Data entries for graphics
★ ★ ★ ★ ★
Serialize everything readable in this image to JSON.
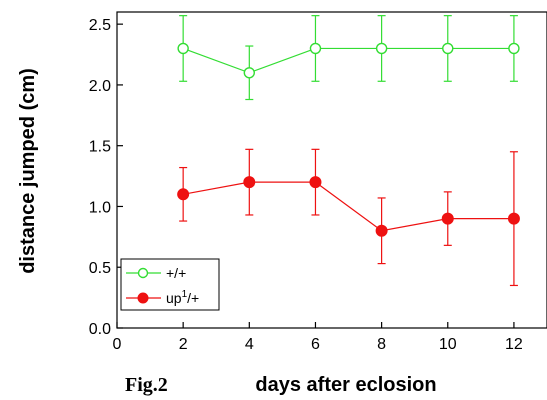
{
  "figure_label": "Fig.2",
  "chart_data": {
    "type": "line",
    "xlabel": "days after eclosion",
    "ylabel": "distance jumped (cm)",
    "xlim": [
      0,
      13
    ],
    "ylim": [
      0,
      2.6
    ],
    "x_ticks": [
      0,
      2,
      4,
      6,
      8,
      10,
      12
    ],
    "x_tick_labels": [
      "0",
      "2",
      "4",
      "6",
      "8",
      "10",
      "12"
    ],
    "y_ticks": [
      0,
      0.5,
      1.0,
      1.5,
      2.0,
      2.5
    ],
    "y_tick_labels": [
      "0.0",
      "0.5",
      "1.0",
      "1.5",
      "2.0",
      "2.5"
    ],
    "grid": false,
    "legend_placement": "bottom-left",
    "series": [
      {
        "name": "+/+",
        "color": "#33dd33",
        "marker": "open-circle",
        "x": [
          2,
          4,
          6,
          8,
          10,
          12
        ],
        "y": [
          2.3,
          2.1,
          2.3,
          2.3,
          2.3,
          2.3
        ],
        "error": [
          0.27,
          0.22,
          0.27,
          0.27,
          0.27,
          0.27
        ]
      },
      {
        "name": "up",
        "name_superscript": "1",
        "name_suffix": "/+",
        "color": "#ee1111",
        "marker": "filled-circle",
        "x": [
          2,
          4,
          6,
          8,
          10,
          12
        ],
        "y": [
          1.1,
          1.2,
          1.2,
          0.8,
          0.9,
          0.9
        ],
        "error": [
          0.22,
          0.27,
          0.27,
          0.27,
          0.22,
          0.55
        ]
      }
    ]
  }
}
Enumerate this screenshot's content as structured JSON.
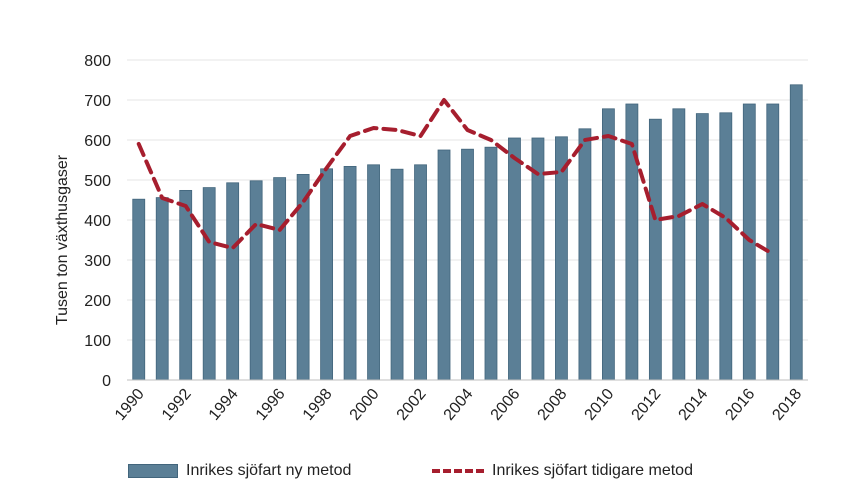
{
  "chart_data": {
    "type": "bar",
    "title": "",
    "xlabel": "",
    "ylabel": "Tusen ton växthusgaser",
    "ylim": [
      0,
      800
    ],
    "yticks": [
      0,
      100,
      200,
      300,
      400,
      500,
      600,
      700,
      800
    ],
    "grid": true,
    "legend_placement": "bottom",
    "categories": [
      "1990",
      "1991",
      "1992",
      "1993",
      "1994",
      "1995",
      "1996",
      "1997",
      "1998",
      "1999",
      "2000",
      "2001",
      "2002",
      "2003",
      "2004",
      "2005",
      "2006",
      "2007",
      "2008",
      "2009",
      "2010",
      "2011",
      "2012",
      "2013",
      "2014",
      "2015",
      "2016",
      "2017",
      "2018"
    ],
    "xtick_labels": [
      "1990",
      "1992",
      "1994",
      "1996",
      "1998",
      "2000",
      "2002",
      "2004",
      "2006",
      "2008",
      "2010",
      "2012",
      "2014",
      "2016",
      "2018"
    ],
    "series": [
      {
        "name": "Inrikes sjöfart ny metod",
        "type": "bar",
        "color": "#5b7f96",
        "values": [
          452,
          456,
          474,
          481,
          493,
          498,
          506,
          514,
          528,
          534,
          538,
          527,
          538,
          575,
          577,
          582,
          605,
          605,
          608,
          628,
          678,
          690,
          652,
          678,
          666,
          668,
          690,
          690,
          738
        ]
      },
      {
        "name": "Inrikes sjöfart tidigare metod",
        "type": "line",
        "style": "dashed",
        "color": "#a61e2e",
        "values": [
          590,
          455,
          435,
          345,
          330,
          390,
          375,
          445,
          530,
          610,
          630,
          625,
          610,
          700,
          625,
          600,
          555,
          515,
          520,
          600,
          610,
          590,
          400,
          410,
          440,
          405,
          350,
          315,
          null
        ]
      }
    ]
  }
}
★ ★ ★ ★ ★
◆ What you need to do: The word "this" may appear on some lines of these records; state how many such lines there are, and nothing else.

◆ Output of the task: 2